■ EXERCISE DIRECTIONS ■
Write out each line in which the string "chacun" is present.

■ ENTRIES ■
───

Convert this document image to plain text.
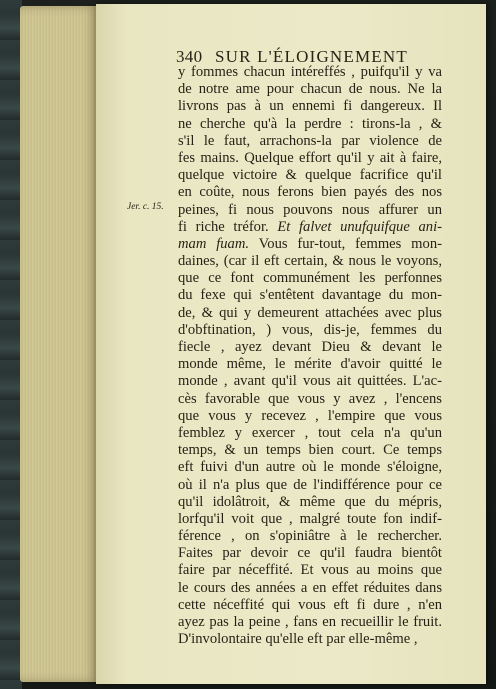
340 SUR L'ÉLOIGNEMENT
Jer. c. 15.
y fommes chacun intéreffés , puifqu'il y va
de notre ame pour chacun de nous. Ne la
livrons pas à un ennemi fi dangereux. Il
ne cherche qu'à la perdre : tirons-la , &
s'il le faut, arrachons-la par violence de
fes mains. Quelque effort qu'il y ait à faire,
quelque victoire & quelque facrifice qu'il
en coûte, nous ferons bien payés des nos
peines, fi nous pouvons nous affurer un
fi riche tréfor. Et falvet unufquifque ani-
mam fuam. Vous fur-tout, femmes mon-
daines, (car il eft certain, & nous le voyons,
que ce font communément les perfonnes
du fexe qui s'entêtent davantage du mon-
de, & qui y demeurent attachées avec plus
d'obftination, ) vous, dis-je, femmes du
fiecle , ayez devant Dieu & devant le
monde même, le mérite d'avoir quitté le
monde , avant qu'il vous ait quittées. L'ac-
cès favorable que vous y avez , l'encens
que vous y recevez , l'empire que vous
femblez y exercer , tout cela n'a qu'un
temps, & un temps bien court. Ce temps
eft fuivi d'un autre où le monde s'éloigne,
où il n'a plus que de l'indifférence pour ce
qu'il idolâtroit, & même que du mépris,
lorfqu'il voit que , malgré toute fon indif-
férence , on s'opiniâtre à le rechercher.
Faites par devoir ce qu'il faudra bientôt
faire par néceffité. Et vous au moins que
le cours des années a en effet réduites dans
cette néceffité qui vous eft fi dure , n'en
ayez pas la peine , fans en recueillir le fruit.
D'involontaire qu'elle eft par elle-même ,
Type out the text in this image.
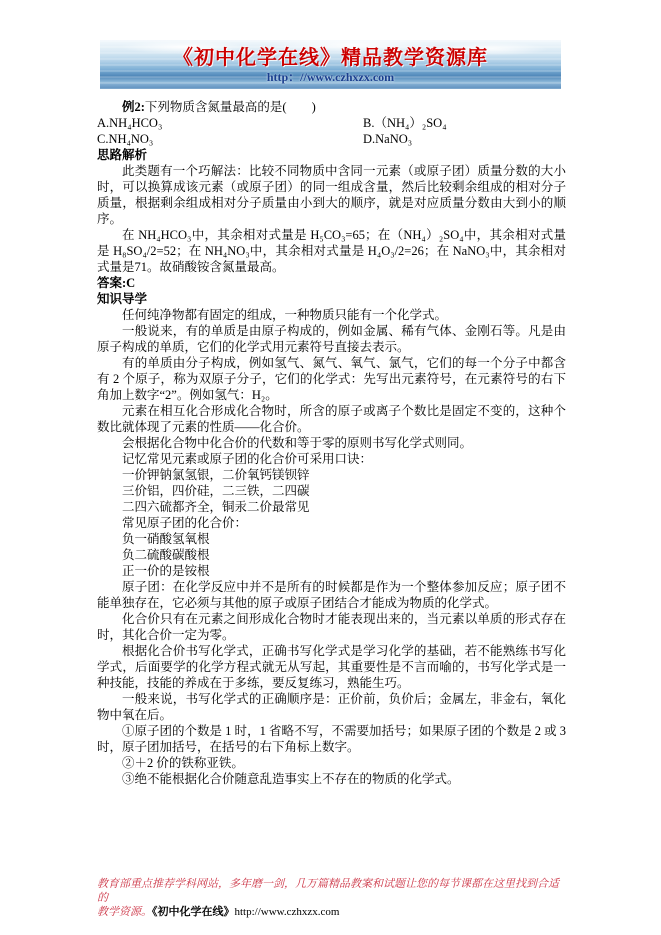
《初中化学在线》精品教学资源库
http：//www.czhxzx.com

例2:下列物质含氮量最高的是(　　)

A.NH₄HCO₃	B.（NH₄）₂SO₄
C.NH₄NO₃	D.NaNO₃

思路解析

此类题有一个巧解法：比较不同物质中含同一元素（或原子团）质量分数的大小时，可以换算成该元素（或原子团）的同一组成含量，然后比较剩余组成的相对分子质量，根据剩余组成相对分子质量由小到大的顺序，就是对应质量分数由大到小的顺序。

在 NH₄HCO₃中，其余相对式量是 H₅CO₃=65；在（NH₄）₂SO₄中，其余相对式量是 H₈SO₄/2=52；在 NH₄NO₃中，其余相对式量是 H₄O₃/2=26；在 NaNO₃中，其余相对式量是71。故硝酸铵含氮量最高。

答案:C

知识导学

任何纯净物都有固定的组成，一种物质只能有一个化学式。

一般说来，有的单质是由原子构成的，例如金属、稀有气体、金刚石等。凡是由原子构成的单质，它们的化学式用元素符号直接去表示。

有的单质由分子构成，例如氢气、氮气、氧气、氯气，它们的每一个分子中都含有 2 个原子，称为双原子分子，它们的化学式：先写出元素符号，在元素符号的右下角加上数字“2”。例如氢气：H₂。

元素在相互化合形成化合物时，所含的原子或离子个数比是固定不变的，这种个数比就体现了元素的性质――化合价。

会根据化合物中化合价的代数和等于零的原则书写化学式则同。

记忆常见元素或原子团的化合价可采用口诀：

一价钾钠氯氢银，二价氧钙镁钡锌

三价铝，四价硅，二三铁，二四碳

二四六硫都齐全，铜汞二价最常见

常见原子团的化合价：

负一硝酸氢氧根

负二硫酸碳酸根

正一价的是铵根

原子团：在化学反应中并不是所有的时候都是作为一个整体参加反应；原子团不能单独存在，它必须与其他的原子或原子团结合才能成为物质的化学式。

化合价只有在元素之间形成化合物时才能表现出来的，当元素以单质的形式存在时，其化合价一定为零。

根据化合价书写化学式，正确书写化学式是学习化学的基础，若不能熟练书写化学式，后面要学的化学方程式就无从写起，其重要性是不言而喻的，书写化学式是一种技能，技能的养成在于多练，要反复练习，熟能生巧。

一般来说，书写化学式的正确顺序是：正价前，负价后；金属左，非金右，氧化物中氧在后。

①原子团的个数是 1 时，1 省略不写，不需要加括号；如果原子团的个数是 2 或 3 时，原子团加括号，在括号的右下角标上数字。

②＋2 价的铁称亚铁。

③绝不能根据化合价随意乱造事实上不存在的物质的化学式。

教育部重点推荐学科网站，多年磨一剑，几万篇精品教案和试题让您的每节课都在这里找到合适的
教学资源。《初中化学在线》http://www.czhxzx.com
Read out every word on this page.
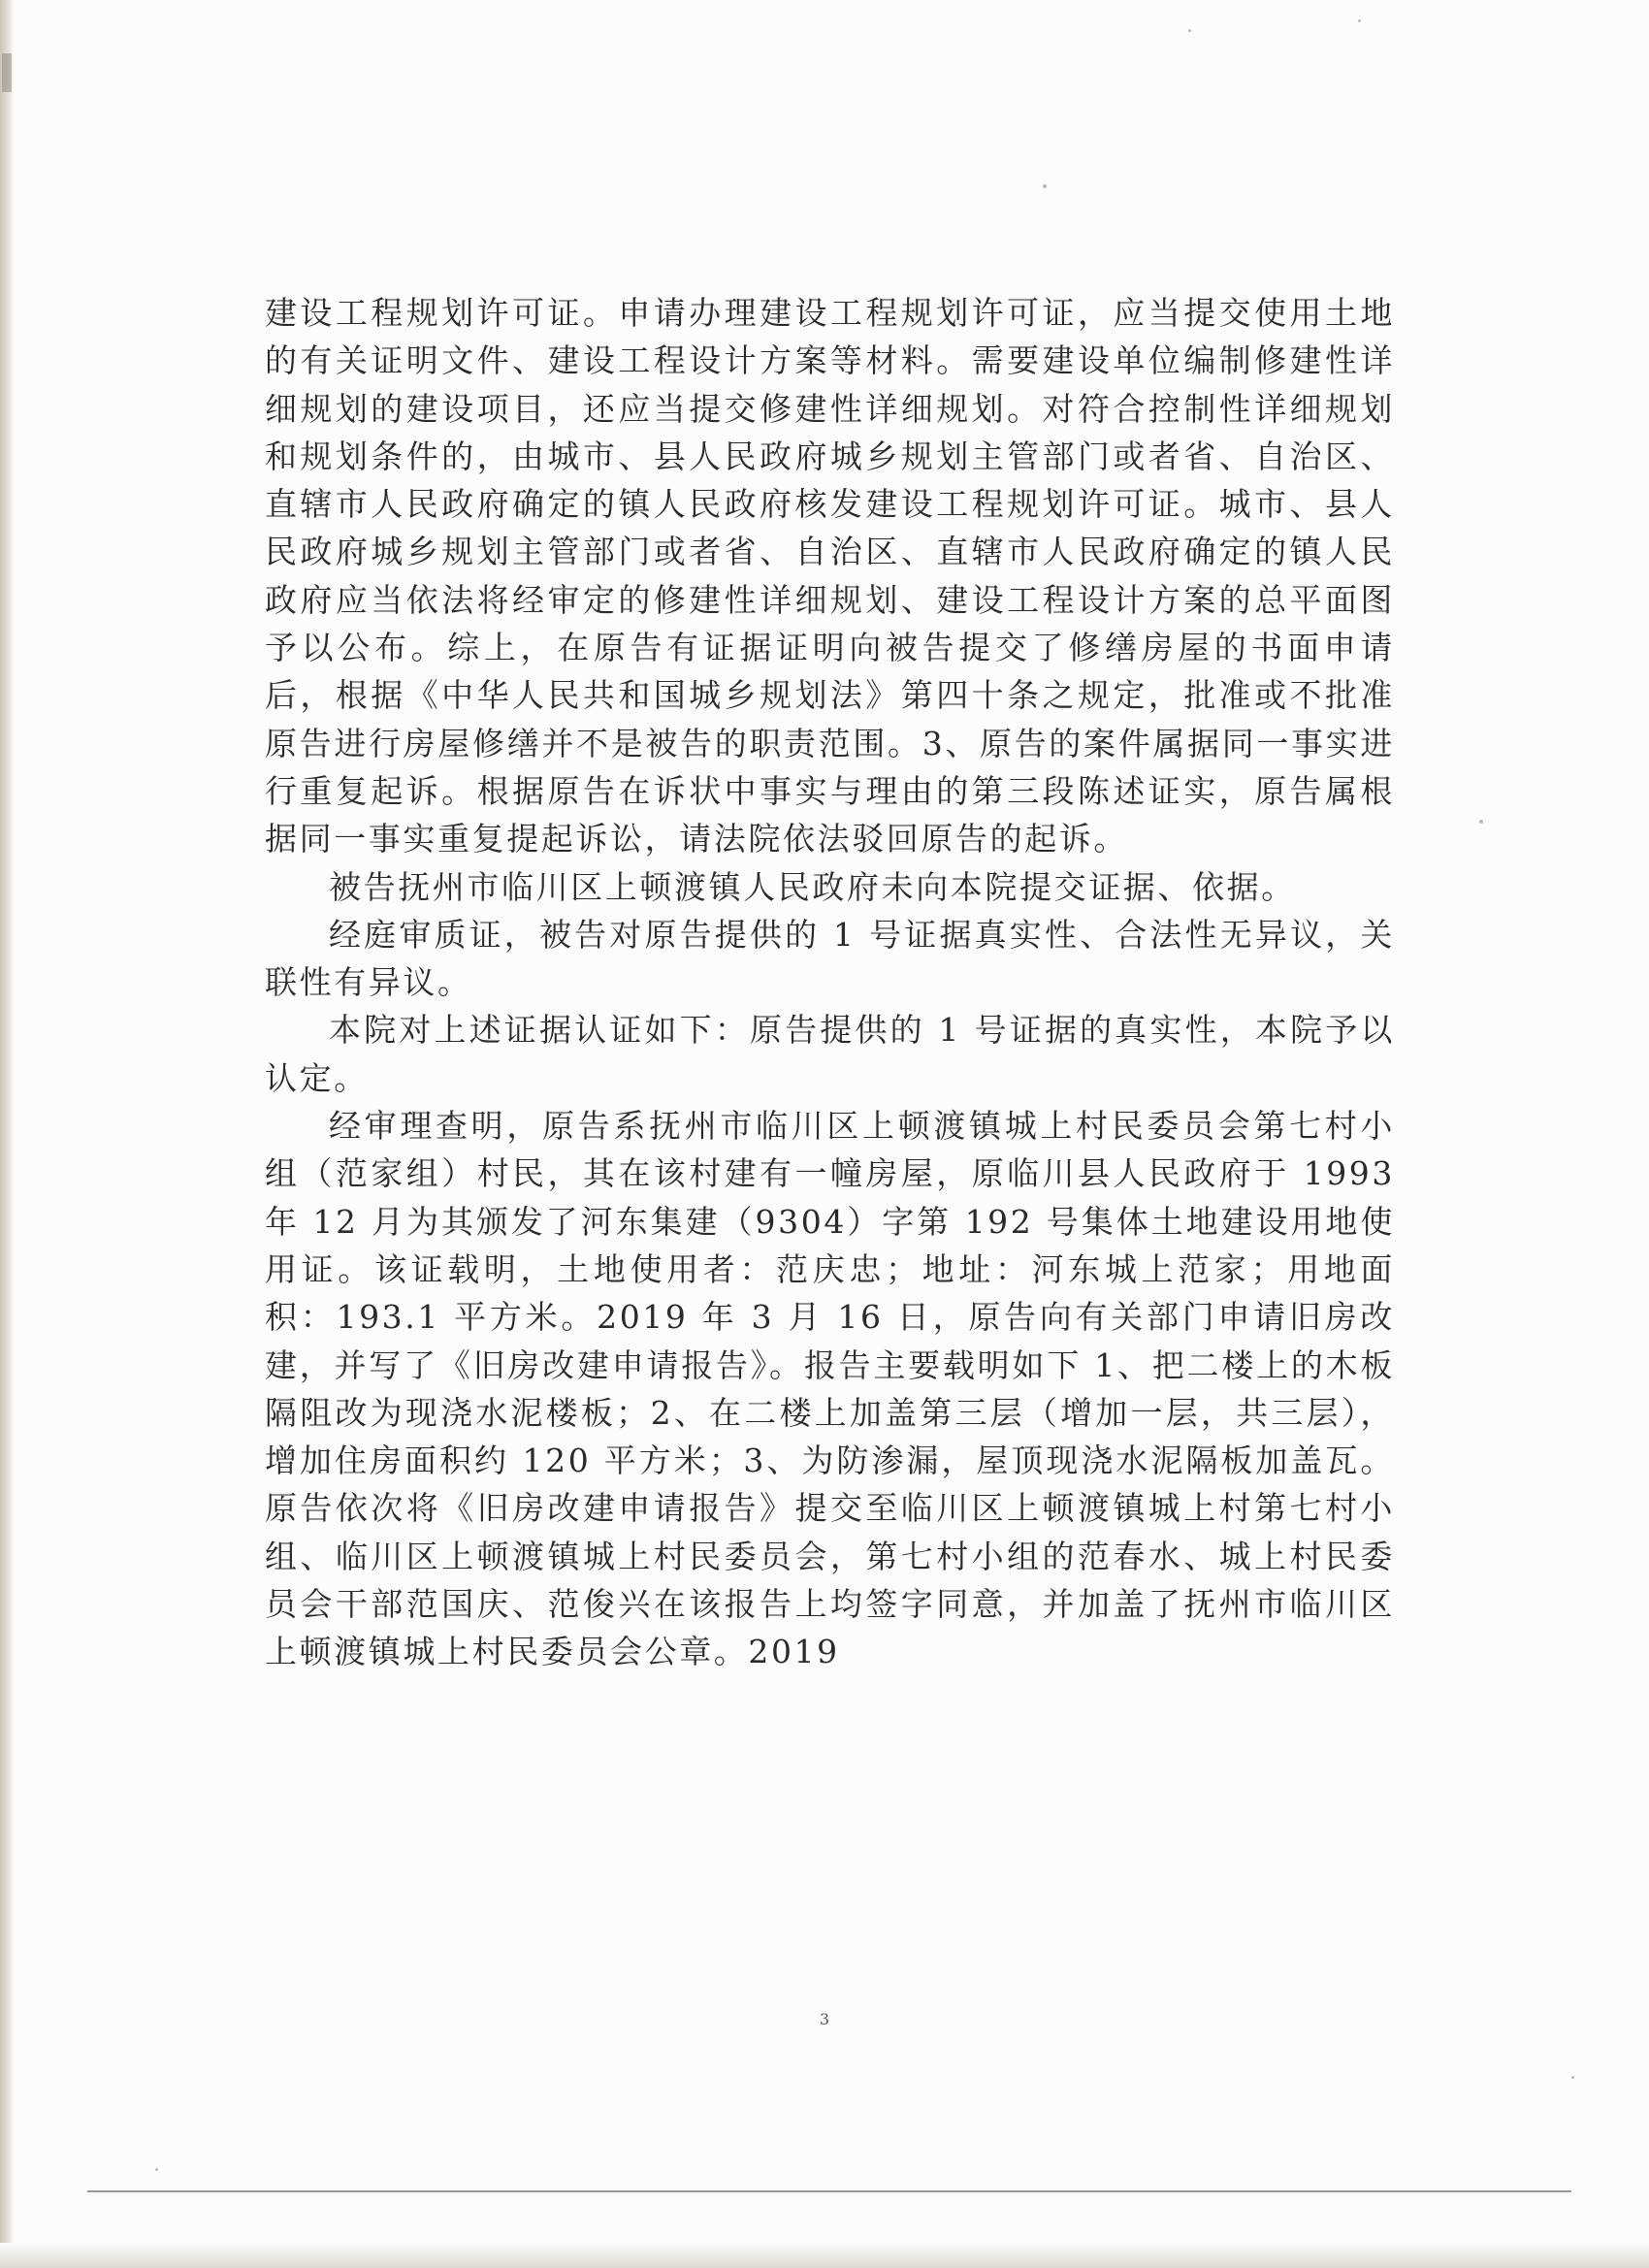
建设工程规划许可证。申请办理建设工程规划许可证，应当提交使用土地的有关证明文件、建设工程设计方案等材料。需要建设单位编制修建性详细规划的建设项目，还应当提交修建性详细规划。对符合控制性详细规划和规划条件的，由城市、县人民政府城乡规划主管部门或者省、自治区、直辖市人民政府确定的镇人民政府核发建设工程规划许可证。城市、县人民政府城乡规划主管部门或者省、自治区、直辖市人民政府确定的镇人民政府应当依法将经审定的修建性详细规划、建设工程设计方案的总平面图予以公布。综上，在原告有证据证明向被告提交了修缮房屋的书面申请后，根据《中华人民共和国城乡规划法》第四十条之规定，批准或不批准原告进行房屋修缮并不是被告的职责范围。3、原告的案件属据同一事实进行重复起诉。根据原告在诉状中事实与理由的第三段陈述证实，原告属根据同一事实重复提起诉讼，请法院依法驳回原告的起诉。

被告抚州市临川区上顿渡镇人民政府未向本院提交证据、依据。

经庭审质证，被告对原告提供的 1 号证据真实性、合法性无异议，关联性有异议。

本院对上述证据认证如下：原告提供的 1 号证据的真实性，本院予以认定。

经审理查明，原告系抚州市临川区上顿渡镇城上村民委员会第七村小组（范家组）村民，其在该村建有一幢房屋，原临川县人民政府于 1993 年 12 月为其颁发了河东集建（9304）字第 192 号集体土地建设用地使用证。该证载明，土地使用者：范庆忠；地址：河东城上范家；用地面积：193.1 平方米。2019 年 3 月 16 日，原告向有关部门申请旧房改建，并写了《旧房改建申请报告》。报告主要载明如下 1、把二楼上的木板隔阻改为现浇水泥楼板；2、在二楼上加盖第三层（增加一层，共三层），增加住房面积约 120 平方米；3、为防渗漏，屋顶现浇水泥隔板加盖瓦。原告依次将《旧房改建申请报告》提交至临川区上顿渡镇城上村第七村小组、临川区上顿渡镇城上村民委员会，第七村小组的范春水、城上村民委员会干部范国庆、范俊兴在该报告上均签字同意，并加盖了抚州市临川区上顿渡镇城上村民委员会公章。2019

3
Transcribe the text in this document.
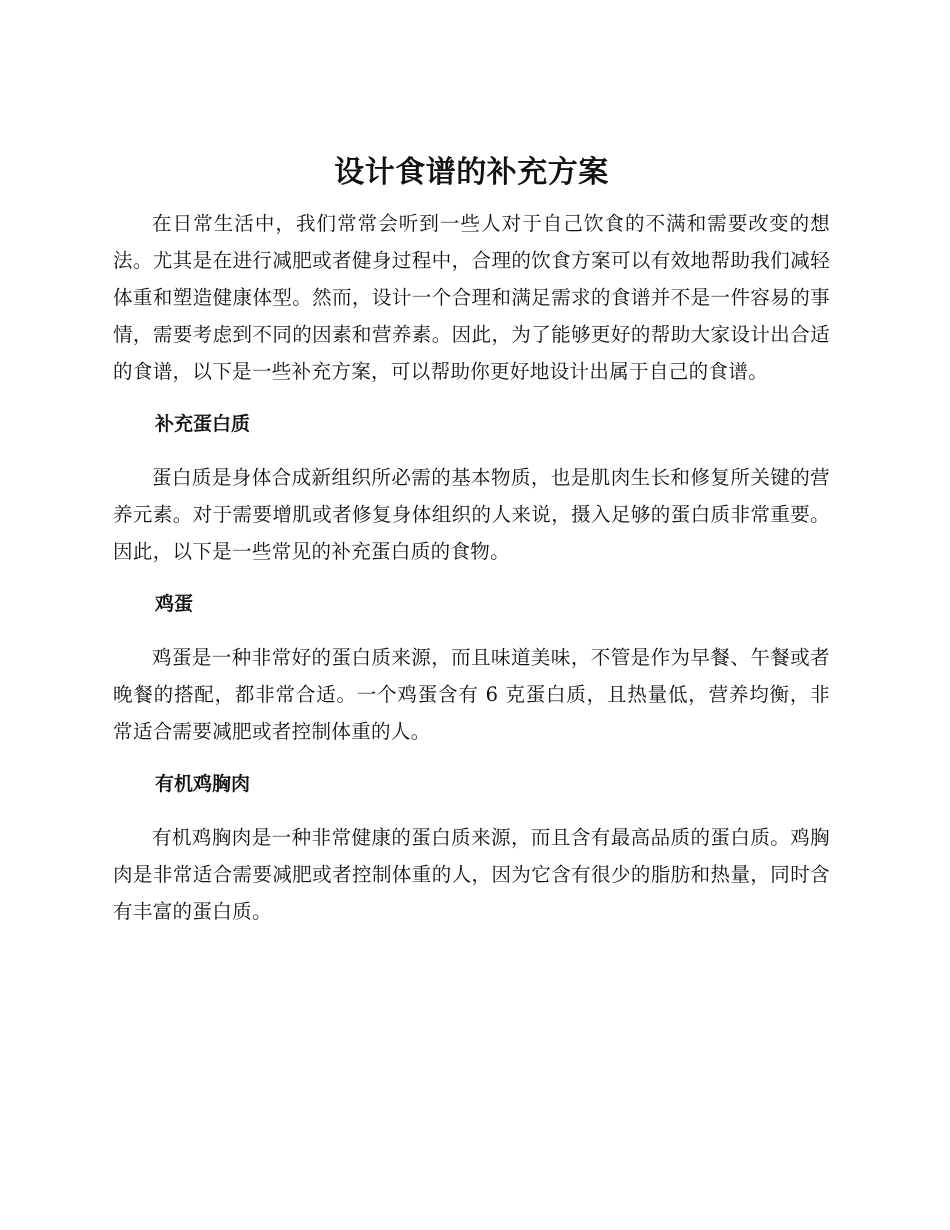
设计食谱的补充方案

在日常生活中，我们常常会听到一些人对于自己饮食的不满和需要改变的想法。尤其是在进行减肥或者健身过程中，合理的饮食方案可以有效地帮助我们减轻体重和塑造健康体型。然而，设计一个合理和满足需求的食谱并不是一件容易的事情，需要考虑到不同的因素和营养素。因此，为了能够更好的帮助大家设计出合适的食谱，以下是一些补充方案，可以帮助你更好地设计出属于自己的食谱。

补充蛋白质

蛋白质是身体合成新组织所必需的基本物质，也是肌肉生长和修复所关键的营养元素。对于需要增肌或者修复身体组织的人来说，摄入足够的蛋白质非常重要。因此，以下是一些常见的补充蛋白质的食物。

鸡蛋

鸡蛋是一种非常好的蛋白质来源，而且味道美味，不管是作为早餐、午餐或者晚餐的搭配，都非常合适。一个鸡蛋含有 6 克蛋白质，且热量低，营养均衡，非常适合需要减肥或者控制体重的人。

有机鸡胸肉

有机鸡胸肉是一种非常健康的蛋白质来源，而且含有最高品质的蛋白质。鸡胸肉是非常适合需要减肥或者控制体重的人，因为它含有很少的脂肪和热量，同时含有丰富的蛋白质。
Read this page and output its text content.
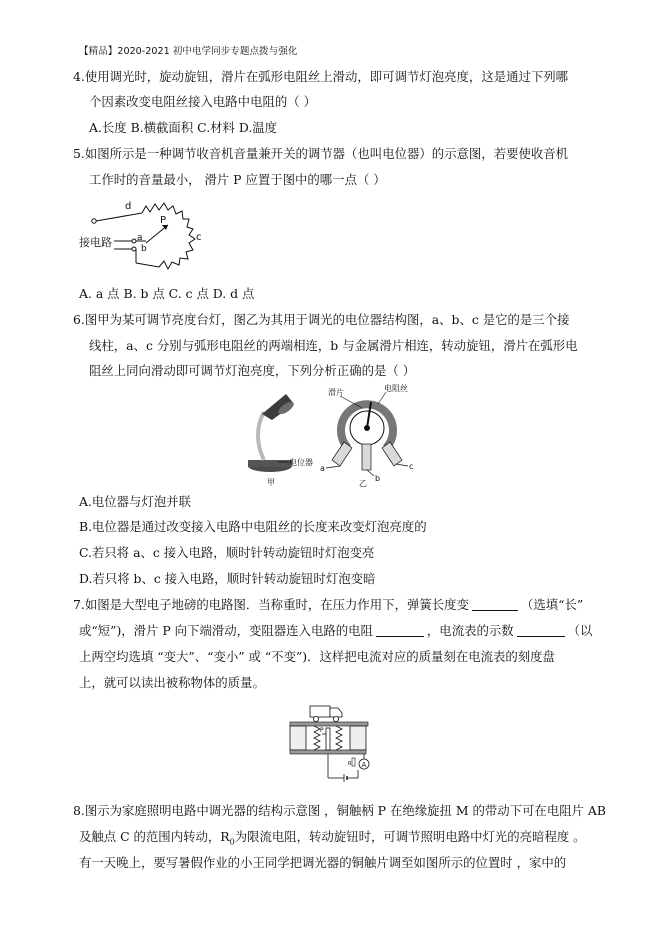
【精品】2020-2021 初中电学同步专题点拨与强化
4.使用调光时，旋动旋钮，滑片在弧形电阻丝上滑动，即可调节灯泡亮度，这是通过下列哪
个因素改变电阻丝接入电路中电阻的（ ）
A.长度 B.横截面积 C.材料 D.温度
5.如图所示是一种调节收音机音量兼开关的调节器（也叫电位器）的示意图，若要使收音机
工作时的音量最小， 滑片 P 应置于图中的哪一点（ ）
接电路
d
P
a
b
c
A. a 点 B. b 点 C. c 点 D. d 点
6.图甲为某可调节亮度台灯，图乙为其用于调光的电位器结构图，a、b、c 是它的是三个接
线柱，a、c 分别与弧形电阻丝的两端相连，b 与金属滑片相连，转动旋钮，滑片在弧形电
阻丝上同向滑动即可调节灯泡亮度，下列分析正确的是（ ）
电位器
甲
滑片	电阻丝
a
b
c
乙
A.电位器与灯泡并联
B.电位器是通过改变接入电路中电阻丝的长度来改变灯泡亮度的
C.若只将 a、c 接入电路，顺时针转动旋钮时灯泡变亮
D.若只将 b、c 接入电路，顺时针转动旋钮时灯泡变暗
7.如图是大型电子地磅的电路图．当称重时，在压力作用下，弹簧长度变	（选填“长”
或“短”)，滑片 P 向下端滑动，变阻器连入电路的电阻	，电流表的示数	（以
上两空均选填 “变大”、“变小” 或 “不变”)．这样把电流对应的质量刻在电流表的刻度盘
上，就可以读出被称物体的质量。
P
A
R
8.图示为家庭照明电路中调光器的结构示意图 ，铜触柄 P 在绝缘旋扭 M 的带动下可在电阻片 AB
及触点 C 的范围内转动，$R_0$为限流电阻，转动旋钮时，可调节照明电路中灯光的亮暗程度 。
有一天晚上，要写暑假作业的小王同学把调光器的铜触片调至如图所示的位置时 ，家中的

───

■ ANSWER FOR THIS EXERCISE ■
y fommes chacun intéreffés , puifqu'il y va
de notre ame pour chacun de nous. Ne la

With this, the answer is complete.